- **INSTRUÇÕES**:
- 1) Imprima, sem mudar nada, o trecho da decisão judicial começando em "Afirma o autor, em" e seguindo até "a esses fatos.".
- 2) Reproduza sem alterações as linhas dos registros desde o começo deles, seguindo até a linha com "svg-text:!: ! (638, 606, 642, 618)", incluindo essa linha. Não inclua mais nada.

- **TEXTO DE ORIGEM**:
======

PROVIMENTO DO RECURSO.

Vistos, relatados e discutidos estes autos de Apelação Cível nº 0097909-54.2011.8.19.0001, em que é apelante ASSEMBLÉIA LEGISLATIVA DO ESTADO DO RIO DE JANEIRO ALERJ e apelado MAURICIO TELES BARBOSA.

ACORDAM os Desembargadores que integram a Primeira Câmara Cível do Tribunal de Justiça do Estado do Rio de Janeiro, por unanimidade, em dar provimento ao recurso, nos termos do voto do Relator.

Relatório às fls. 272/273.

Para melhor exame da lide, necessário se faz tecer alguns comentários iniciais.

Como bem se vê, o autor, Secretário de Estado de Segurança Pública da Bahia, ajuizou AÇÃO DE OBRIGAÇÃO DE FAZER em face do ESTADO DO RIO DE JANEIRO, objetivando, em síntese, a retirada de trecho do discurso proferido pela Deputada Estadual Cidinha Campos, em 26/08/2003, que vem sendo divulgado no site da ALERJ e do GOOGLE.

Afirma o autor, em breve síntese, que a deputada em seu discurso o acusa de ter praticado crime de prevaricação, ou de formação de quadrilha, quando do cumprimento do mandado de prisão em desfavor de fraudador da Previdência Social, na época que exercia o cargo de Delegado Federal no Estado do Rio de Janeiro, sendo certo, no entanto, que nunca sofreu qualquer processo criminal ou administrativo em relação a esses fatos.

E sob esse argumento, após a informação prestada pelo Chefe do Departamento de Polícia Federal no sentido de que não se vislumbrou localizar procedimento administrativo disciplinar em desfavor do servidor Delegado de Policia Federal Mauricio Teles Barbosa (fls. 58/59), a douta Juíza condutora do feito concedeu, em parte, a antecipação dos efeitos da tutela, determinando a expedição de mandado de intimação à Assembleia Legislativa do Estado do Rio de Janeiro para que, no prazo de 72 horas, fosse retirado de seu site, ou outro qualquer que disponha, o trecho do discurso da Deputada Estadual Cidinha Campos indicado na inicial, o que foi mantido no AI nº 0022892-15.2011.8.19.0000, da minha Relatoria.

Sobreveio a sentença que, confirmando os efeitos da tutela, julgou parcialmente procedentes os pedidos, por entender a douta Julgadora que não seria possível impor a condenação de obrigação de fazer a empresa GOOGLE, uma vez que esta não é parte no presente feito.

======

- **EXTRATO DE DADOS**:

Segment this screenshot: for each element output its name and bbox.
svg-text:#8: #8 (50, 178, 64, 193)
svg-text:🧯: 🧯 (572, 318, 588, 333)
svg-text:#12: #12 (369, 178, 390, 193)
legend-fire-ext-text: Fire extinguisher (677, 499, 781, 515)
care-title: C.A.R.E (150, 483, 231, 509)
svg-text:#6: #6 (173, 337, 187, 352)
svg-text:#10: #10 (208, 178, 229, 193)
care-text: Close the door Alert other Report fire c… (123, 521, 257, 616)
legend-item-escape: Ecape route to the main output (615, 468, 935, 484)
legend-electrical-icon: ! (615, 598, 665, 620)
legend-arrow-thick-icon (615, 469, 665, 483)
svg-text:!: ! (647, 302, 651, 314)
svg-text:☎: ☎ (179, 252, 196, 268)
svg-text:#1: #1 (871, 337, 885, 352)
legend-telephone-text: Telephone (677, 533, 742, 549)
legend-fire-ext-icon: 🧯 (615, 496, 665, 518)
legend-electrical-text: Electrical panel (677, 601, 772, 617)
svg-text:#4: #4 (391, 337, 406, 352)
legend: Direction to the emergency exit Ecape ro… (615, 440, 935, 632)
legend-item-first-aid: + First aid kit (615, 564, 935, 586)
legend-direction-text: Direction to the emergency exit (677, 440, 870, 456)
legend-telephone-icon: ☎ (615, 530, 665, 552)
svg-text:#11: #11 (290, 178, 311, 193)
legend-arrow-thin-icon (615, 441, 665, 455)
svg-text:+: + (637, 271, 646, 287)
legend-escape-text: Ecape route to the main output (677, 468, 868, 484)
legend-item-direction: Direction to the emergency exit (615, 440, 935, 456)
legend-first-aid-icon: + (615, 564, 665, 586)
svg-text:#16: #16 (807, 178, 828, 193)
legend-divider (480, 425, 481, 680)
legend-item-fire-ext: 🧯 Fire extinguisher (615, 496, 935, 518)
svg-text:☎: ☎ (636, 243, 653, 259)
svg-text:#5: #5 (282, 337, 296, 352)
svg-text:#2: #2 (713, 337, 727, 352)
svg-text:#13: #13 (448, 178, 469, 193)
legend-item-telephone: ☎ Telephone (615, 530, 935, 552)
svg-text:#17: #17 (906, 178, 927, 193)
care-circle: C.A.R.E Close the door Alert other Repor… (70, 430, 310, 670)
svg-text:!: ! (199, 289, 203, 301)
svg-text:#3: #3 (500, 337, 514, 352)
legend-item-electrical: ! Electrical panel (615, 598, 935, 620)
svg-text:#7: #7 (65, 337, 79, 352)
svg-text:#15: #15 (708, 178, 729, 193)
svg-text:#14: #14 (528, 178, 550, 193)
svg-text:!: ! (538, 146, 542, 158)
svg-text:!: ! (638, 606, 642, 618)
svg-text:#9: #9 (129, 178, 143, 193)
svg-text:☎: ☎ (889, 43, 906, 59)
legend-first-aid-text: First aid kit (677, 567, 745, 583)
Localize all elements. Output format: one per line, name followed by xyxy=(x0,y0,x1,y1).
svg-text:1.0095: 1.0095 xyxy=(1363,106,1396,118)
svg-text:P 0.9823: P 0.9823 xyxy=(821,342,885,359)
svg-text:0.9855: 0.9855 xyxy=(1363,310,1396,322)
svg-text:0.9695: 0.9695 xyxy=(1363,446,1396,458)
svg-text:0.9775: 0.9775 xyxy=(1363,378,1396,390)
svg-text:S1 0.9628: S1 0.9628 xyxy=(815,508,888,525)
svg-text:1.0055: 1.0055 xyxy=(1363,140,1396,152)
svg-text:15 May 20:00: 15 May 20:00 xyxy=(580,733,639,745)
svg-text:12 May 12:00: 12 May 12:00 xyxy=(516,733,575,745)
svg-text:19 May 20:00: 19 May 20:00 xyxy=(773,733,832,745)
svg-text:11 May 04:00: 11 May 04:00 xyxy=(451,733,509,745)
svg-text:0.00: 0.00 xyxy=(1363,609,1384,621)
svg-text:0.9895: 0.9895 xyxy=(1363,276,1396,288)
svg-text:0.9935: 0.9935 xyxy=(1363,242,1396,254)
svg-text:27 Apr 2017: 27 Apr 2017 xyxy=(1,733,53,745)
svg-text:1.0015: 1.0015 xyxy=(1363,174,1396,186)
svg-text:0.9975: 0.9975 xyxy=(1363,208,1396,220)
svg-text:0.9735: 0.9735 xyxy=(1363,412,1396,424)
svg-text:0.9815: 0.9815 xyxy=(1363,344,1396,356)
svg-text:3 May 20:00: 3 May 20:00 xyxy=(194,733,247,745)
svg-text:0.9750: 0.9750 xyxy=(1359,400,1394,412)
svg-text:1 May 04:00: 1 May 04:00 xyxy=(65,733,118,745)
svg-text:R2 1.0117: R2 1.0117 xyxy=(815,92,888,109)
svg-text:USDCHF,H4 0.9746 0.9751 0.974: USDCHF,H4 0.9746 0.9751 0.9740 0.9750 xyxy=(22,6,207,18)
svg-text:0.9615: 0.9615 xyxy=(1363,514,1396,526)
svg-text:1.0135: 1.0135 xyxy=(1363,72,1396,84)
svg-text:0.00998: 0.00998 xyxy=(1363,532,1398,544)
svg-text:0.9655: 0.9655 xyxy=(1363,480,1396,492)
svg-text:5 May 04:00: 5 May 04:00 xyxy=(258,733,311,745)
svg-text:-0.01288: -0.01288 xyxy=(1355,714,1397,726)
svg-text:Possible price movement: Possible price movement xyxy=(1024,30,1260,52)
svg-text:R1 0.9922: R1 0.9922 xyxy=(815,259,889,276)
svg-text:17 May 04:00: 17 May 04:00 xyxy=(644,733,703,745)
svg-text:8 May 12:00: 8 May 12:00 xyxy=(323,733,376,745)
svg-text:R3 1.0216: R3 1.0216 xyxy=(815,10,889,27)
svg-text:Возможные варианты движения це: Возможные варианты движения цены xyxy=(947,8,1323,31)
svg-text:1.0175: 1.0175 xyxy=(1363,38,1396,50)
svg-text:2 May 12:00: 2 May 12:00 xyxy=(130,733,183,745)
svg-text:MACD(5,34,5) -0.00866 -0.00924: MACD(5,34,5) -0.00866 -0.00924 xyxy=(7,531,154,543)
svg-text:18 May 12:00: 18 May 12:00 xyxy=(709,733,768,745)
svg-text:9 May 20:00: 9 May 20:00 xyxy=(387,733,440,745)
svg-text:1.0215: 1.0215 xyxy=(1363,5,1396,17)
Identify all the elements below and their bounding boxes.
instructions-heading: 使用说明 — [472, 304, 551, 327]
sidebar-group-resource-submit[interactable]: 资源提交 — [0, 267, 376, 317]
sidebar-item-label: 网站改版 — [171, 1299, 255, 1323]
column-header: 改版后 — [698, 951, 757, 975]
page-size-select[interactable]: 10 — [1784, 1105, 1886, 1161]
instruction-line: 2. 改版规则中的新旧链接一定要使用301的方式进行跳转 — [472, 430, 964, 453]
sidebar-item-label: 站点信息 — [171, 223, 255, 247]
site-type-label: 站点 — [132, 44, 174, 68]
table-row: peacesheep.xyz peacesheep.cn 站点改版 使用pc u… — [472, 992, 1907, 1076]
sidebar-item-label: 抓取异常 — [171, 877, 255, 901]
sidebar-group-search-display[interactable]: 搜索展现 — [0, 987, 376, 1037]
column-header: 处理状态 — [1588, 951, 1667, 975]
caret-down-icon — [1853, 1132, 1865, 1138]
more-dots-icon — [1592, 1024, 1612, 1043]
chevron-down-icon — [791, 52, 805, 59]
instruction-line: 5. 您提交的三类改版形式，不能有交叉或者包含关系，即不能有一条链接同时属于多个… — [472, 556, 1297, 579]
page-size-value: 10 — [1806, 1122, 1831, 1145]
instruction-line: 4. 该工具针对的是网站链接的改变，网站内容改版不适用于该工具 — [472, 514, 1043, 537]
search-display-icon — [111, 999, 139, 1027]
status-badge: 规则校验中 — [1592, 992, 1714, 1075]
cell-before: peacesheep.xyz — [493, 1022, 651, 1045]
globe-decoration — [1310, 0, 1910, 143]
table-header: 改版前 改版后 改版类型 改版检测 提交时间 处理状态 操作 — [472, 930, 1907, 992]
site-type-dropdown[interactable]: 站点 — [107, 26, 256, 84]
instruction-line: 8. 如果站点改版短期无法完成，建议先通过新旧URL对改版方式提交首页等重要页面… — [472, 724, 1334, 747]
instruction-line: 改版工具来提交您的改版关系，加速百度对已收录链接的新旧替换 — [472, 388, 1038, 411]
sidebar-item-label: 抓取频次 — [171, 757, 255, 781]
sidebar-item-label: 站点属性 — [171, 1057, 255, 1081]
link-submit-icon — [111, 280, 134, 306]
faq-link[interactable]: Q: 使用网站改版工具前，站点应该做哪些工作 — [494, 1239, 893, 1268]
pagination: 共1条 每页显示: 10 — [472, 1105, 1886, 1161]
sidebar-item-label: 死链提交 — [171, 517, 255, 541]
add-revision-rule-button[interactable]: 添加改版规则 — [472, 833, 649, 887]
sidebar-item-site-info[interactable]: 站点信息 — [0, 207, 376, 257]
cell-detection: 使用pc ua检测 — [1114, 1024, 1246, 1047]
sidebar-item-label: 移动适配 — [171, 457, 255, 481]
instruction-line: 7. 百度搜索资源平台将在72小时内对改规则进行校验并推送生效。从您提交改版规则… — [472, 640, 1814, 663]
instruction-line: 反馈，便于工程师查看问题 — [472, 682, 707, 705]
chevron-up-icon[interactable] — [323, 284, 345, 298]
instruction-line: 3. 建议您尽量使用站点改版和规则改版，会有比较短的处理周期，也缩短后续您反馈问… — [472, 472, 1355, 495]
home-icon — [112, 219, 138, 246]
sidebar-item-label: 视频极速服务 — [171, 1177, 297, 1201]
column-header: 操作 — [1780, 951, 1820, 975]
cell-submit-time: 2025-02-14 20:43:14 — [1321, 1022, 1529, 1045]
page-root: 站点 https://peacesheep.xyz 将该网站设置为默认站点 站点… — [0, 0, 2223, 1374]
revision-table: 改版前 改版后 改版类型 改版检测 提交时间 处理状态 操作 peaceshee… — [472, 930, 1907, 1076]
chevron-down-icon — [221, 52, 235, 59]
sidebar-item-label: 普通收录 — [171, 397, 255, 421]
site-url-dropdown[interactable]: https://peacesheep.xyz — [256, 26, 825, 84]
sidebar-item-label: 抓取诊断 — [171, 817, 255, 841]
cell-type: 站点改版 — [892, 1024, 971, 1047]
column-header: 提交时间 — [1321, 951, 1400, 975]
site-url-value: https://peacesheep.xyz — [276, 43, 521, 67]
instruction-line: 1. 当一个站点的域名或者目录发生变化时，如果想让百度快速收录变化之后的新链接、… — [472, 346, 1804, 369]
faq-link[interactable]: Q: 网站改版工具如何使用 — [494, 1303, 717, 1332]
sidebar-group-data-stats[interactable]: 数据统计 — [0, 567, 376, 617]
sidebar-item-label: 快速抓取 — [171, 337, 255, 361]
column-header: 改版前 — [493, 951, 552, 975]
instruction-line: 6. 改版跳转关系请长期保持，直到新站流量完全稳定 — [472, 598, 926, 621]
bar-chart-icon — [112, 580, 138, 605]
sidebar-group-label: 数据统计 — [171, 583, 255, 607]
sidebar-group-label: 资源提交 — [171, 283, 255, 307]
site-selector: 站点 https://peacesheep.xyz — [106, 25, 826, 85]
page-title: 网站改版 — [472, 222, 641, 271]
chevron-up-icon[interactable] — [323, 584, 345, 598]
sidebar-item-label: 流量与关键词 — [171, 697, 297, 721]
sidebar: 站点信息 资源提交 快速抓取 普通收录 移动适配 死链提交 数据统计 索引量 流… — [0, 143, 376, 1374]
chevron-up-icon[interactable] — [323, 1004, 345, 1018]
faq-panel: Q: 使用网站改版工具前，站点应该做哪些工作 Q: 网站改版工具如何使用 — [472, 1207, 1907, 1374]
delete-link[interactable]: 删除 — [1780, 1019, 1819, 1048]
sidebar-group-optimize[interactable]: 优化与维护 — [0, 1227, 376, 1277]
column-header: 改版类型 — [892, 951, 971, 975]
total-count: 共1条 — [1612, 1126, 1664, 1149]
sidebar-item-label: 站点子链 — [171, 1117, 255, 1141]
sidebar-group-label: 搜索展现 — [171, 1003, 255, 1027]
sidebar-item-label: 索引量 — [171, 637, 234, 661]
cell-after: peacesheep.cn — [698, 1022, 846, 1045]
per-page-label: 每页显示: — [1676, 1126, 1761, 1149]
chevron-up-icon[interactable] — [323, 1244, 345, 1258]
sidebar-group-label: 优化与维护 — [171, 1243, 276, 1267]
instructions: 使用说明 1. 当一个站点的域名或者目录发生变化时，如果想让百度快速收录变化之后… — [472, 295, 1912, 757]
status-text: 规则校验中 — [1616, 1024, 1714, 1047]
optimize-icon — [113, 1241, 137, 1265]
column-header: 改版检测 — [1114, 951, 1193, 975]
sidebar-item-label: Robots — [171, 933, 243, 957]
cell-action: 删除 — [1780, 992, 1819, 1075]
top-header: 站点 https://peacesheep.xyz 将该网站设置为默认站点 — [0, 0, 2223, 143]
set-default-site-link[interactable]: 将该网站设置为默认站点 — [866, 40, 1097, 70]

======

- **SOLUÇÕES**:
- 1)
Afirma o autor, em breve síntese, que a deputada em seu discurso o acusa de ter praticado crime de prevaricação, ou de formação de quadrilha, quando do cumprimento do mandado de prisão em desfavor de fraudador da Previdência Social, na época que exercia o cargo de Delegado Federal no Estado do Rio de Janeiro, sendo certo, no entanto, que nunca sofreu qualquer processo criminal ou administrativo em relação a esses fatos.

- 2)
Segment this screenshot: for each element output its name and bbox.
svg-text:#8: #8 (50, 178, 64, 193)
svg-text:🧯: 🧯 (572, 318, 588, 333)
svg-text:#12: #12 (369, 178, 390, 193)
legend-fire-ext-text: Fire extinguisher (677, 499, 781, 515)
care-title: C.A.R.E (150, 483, 231, 509)
svg-text:#6: #6 (173, 337, 187, 352)
svg-text:#10: #10 (208, 178, 229, 193)
care-text: Close the door Alert other Report fire c… (123, 521, 257, 616)
legend-item-escape: Ecape route to the main output (615, 468, 935, 484)
legend-electrical-icon: ! (615, 598, 665, 620)
legend-arrow-thick-icon (615, 469, 665, 483)
svg-text:!: ! (647, 302, 651, 314)
svg-text:☎: ☎ (179, 252, 196, 268)
svg-text:#1: #1 (871, 337, 885, 352)
legend-telephone-text: Telephone (677, 533, 742, 549)
legend-fire-ext-icon: 🧯 (615, 496, 665, 518)
legend-electrical-text: Electrical panel (677, 601, 772, 617)
svg-text:#4: #4 (391, 337, 406, 352)
legend: Direction to the emergency exit Ecape ro… (615, 440, 935, 632)
legend-item-first-aid: + First aid kit (615, 564, 935, 586)
legend-direction-text: Direction to the emergency exit (677, 440, 870, 456)
legend-telephone-icon: ☎ (615, 530, 665, 552)
svg-text:#11: #11 (290, 178, 311, 193)
legend-arrow-thin-icon (615, 441, 665, 455)
svg-text:+: + (637, 271, 646, 287)
legend-escape-text: Ecape route to the main output (677, 468, 868, 484)
legend-item-direction: Direction to the emergency exit (615, 440, 935, 456)
legend-first-aid-icon: + (615, 564, 665, 586)
svg-text:#16: #16 (807, 178, 828, 193)
legend-divider (480, 425, 481, 680)
legend-item-fire-ext: 🧯 Fire extinguisher (615, 496, 935, 518)
svg-text:☎: ☎ (636, 243, 653, 259)
svg-text:#5: #5 (282, 337, 296, 352)
svg-text:#2: #2 (713, 337, 727, 352)
svg-text:#13: #13 (448, 178, 469, 193)
legend-item-telephone: ☎ Telephone (615, 530, 935, 552)
svg-text:#17: #17 (906, 178, 927, 193)
care-circle: C.A.R.E Close the door Alert other Repor… (70, 430, 310, 670)
svg-text:!: ! (199, 289, 203, 301)
svg-text:#3: #3 (500, 337, 514, 352)
legend-item-electrical: ! Electrical panel (615, 598, 935, 620)
svg-text:#7: #7 (65, 337, 79, 352)
svg-text:#15: #15 (708, 178, 729, 193)
svg-text:#14: #14 (528, 178, 550, 193)
svg-text:!: ! (538, 146, 542, 158)
svg-text:!: ! (638, 606, 642, 618)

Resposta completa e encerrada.